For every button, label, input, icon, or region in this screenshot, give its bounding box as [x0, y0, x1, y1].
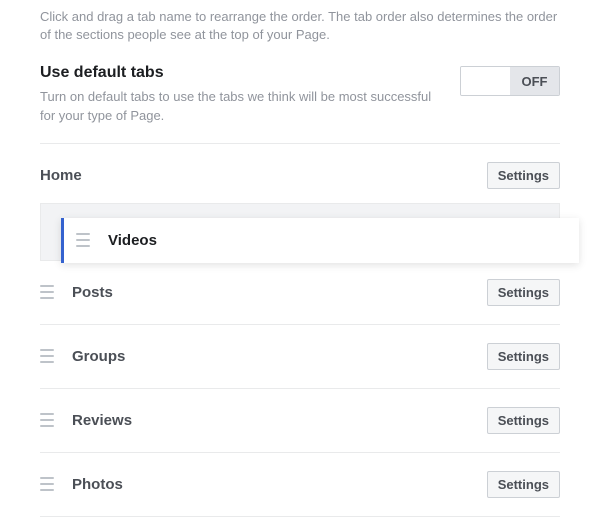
tab-row-reviews[interactable]: Reviews Settings	[40, 389, 560, 453]
intro-text: Click and drag a tab name to rearrange t…	[40, 0, 560, 64]
drag-placeholder: Videos	[40, 203, 560, 261]
default-tabs-title: Use default tabs	[40, 64, 440, 82]
tab-settings-button[interactable]: Settings	[487, 279, 560, 306]
default-tabs-section: Use default tabs Turn on default tabs to…	[40, 64, 560, 143]
tab-label: Photos	[72, 476, 123, 493]
home-label: Home	[40, 167, 82, 184]
tab-settings-button[interactable]: Settings	[487, 343, 560, 370]
home-settings-button[interactable]: Settings	[487, 162, 560, 189]
toggle-on-half	[461, 67, 510, 95]
default-tabs-toggle[interactable]: OFF	[460, 66, 560, 96]
drag-handle-icon[interactable]	[76, 233, 90, 247]
tab-row-posts[interactable]: Posts Settings	[40, 261, 560, 325]
tab-label: Groups	[72, 348, 125, 365]
tab-settings-button[interactable]: Settings	[487, 471, 560, 498]
dragged-item-label: Videos	[108, 232, 157, 249]
tab-label: Posts	[72, 284, 113, 301]
tab-label: Reviews	[72, 412, 132, 429]
tab-row-groups[interactable]: Groups Settings	[40, 325, 560, 389]
tab-row-photos[interactable]: Photos Settings	[40, 453, 560, 517]
default-tabs-description: Turn on default tabs to use the tabs we …	[40, 88, 440, 124]
home-row: Home Settings	[40, 144, 560, 203]
toggle-off-label: OFF	[510, 67, 559, 95]
drag-handle-icon[interactable]	[40, 413, 54, 427]
drag-handle-icon[interactable]	[40, 285, 54, 299]
tab-settings-button[interactable]: Settings	[487, 407, 560, 434]
dragged-tab-videos[interactable]: Videos	[61, 218, 579, 263]
drag-handle-icon[interactable]	[40, 349, 54, 363]
drag-handle-icon[interactable]	[40, 477, 54, 491]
::::::::
**Your instructions:** Rewrite every line of the records above as a Markdown table with the columns "No." and "Entry", numbering the rows in order and omitting blank lines. Leave the pictures out of the table.

**Completed exercise:**
| No. | Entry |
|---|---|
| 1 | For every button, label, input, icon, or region in this screenshot, give its bounding box as [x0, y0, x1, y1]. |
| 2 | tab-row-reviews[interactable]: Reviews Settings	[40, 389, 560, 453] |
| 3 | intro-text: Click and drag a tab name to rearrange t…	[40, 0, 560, 64] |
| 4 | drag-placeholder: Videos	[40, 203, 560, 261] |
| 5 | default-tabs-title: Use default tabs	[40, 64, 440, 82] |
| 6 | tab-settings-button[interactable]: Settings	[487, 279, 560, 306] |
| 7 | default-tabs-section: Use default tabs Turn on default tabs to…	[40, 64, 560, 143] |
| 8 | tab-label: Photos	[72, 476, 123, 493] |
| 9 | home-label: Home	[40, 167, 82, 184] |
| 10 | tab-settings-button[interactable]: Settings	[487, 343, 560, 370] |
| 11 | home-settings-button[interactable]: Settings	[487, 162, 560, 189] |
| 12 | toggle-on-half	[461, 67, 510, 95] |
| 13 | default-tabs-toggle[interactable]: OFF	[460, 66, 560, 96] |
| 14 | drag-handle-icon[interactable]	[76, 233, 90, 247] |
| 15 | tab-row-posts[interactable]: Posts Settings	[40, 261, 560, 325] |
| 16 | tab-label: Groups	[72, 348, 125, 365] |
| 17 | tab-settings-button[interactable]: Settings	[487, 471, 560, 498] |
| 18 | dragged-item-label: Videos	[108, 232, 157, 249] |
| 19 | tab-label: Posts	[72, 284, 113, 301] |
| 20 | tab-label: Reviews	[72, 412, 132, 429] |
| 21 | tab-row-groups[interactable]: Groups Settings	[40, 325, 560, 389] |
| 22 | tab-row-photos[interactable]: Photos Settings	[40, 453, 560, 517] |
| 23 | default-tabs-description: Turn on default tabs to use the tabs we …	[40, 88, 440, 124] |
| 24 | home-row: Home Settings	[40, 144, 560, 203] |
| 25 | toggle-off-label: OFF	[510, 67, 559, 95] |
| 26 | drag-handle-icon[interactable]	[40, 413, 54, 427] |
| 27 | drag-handle-icon[interactable]	[40, 285, 54, 299] |
| 28 | tab-settings-button[interactable]: Settings	[487, 407, 560, 434] |
| 29 | dragged-tab-videos[interactable]: Videos	[61, 218, 579, 263] |
| 30 | drag-handle-icon[interactable]	[40, 349, 54, 363] |
| 31 | drag-handle-icon[interactable]	[40, 477, 54, 491] |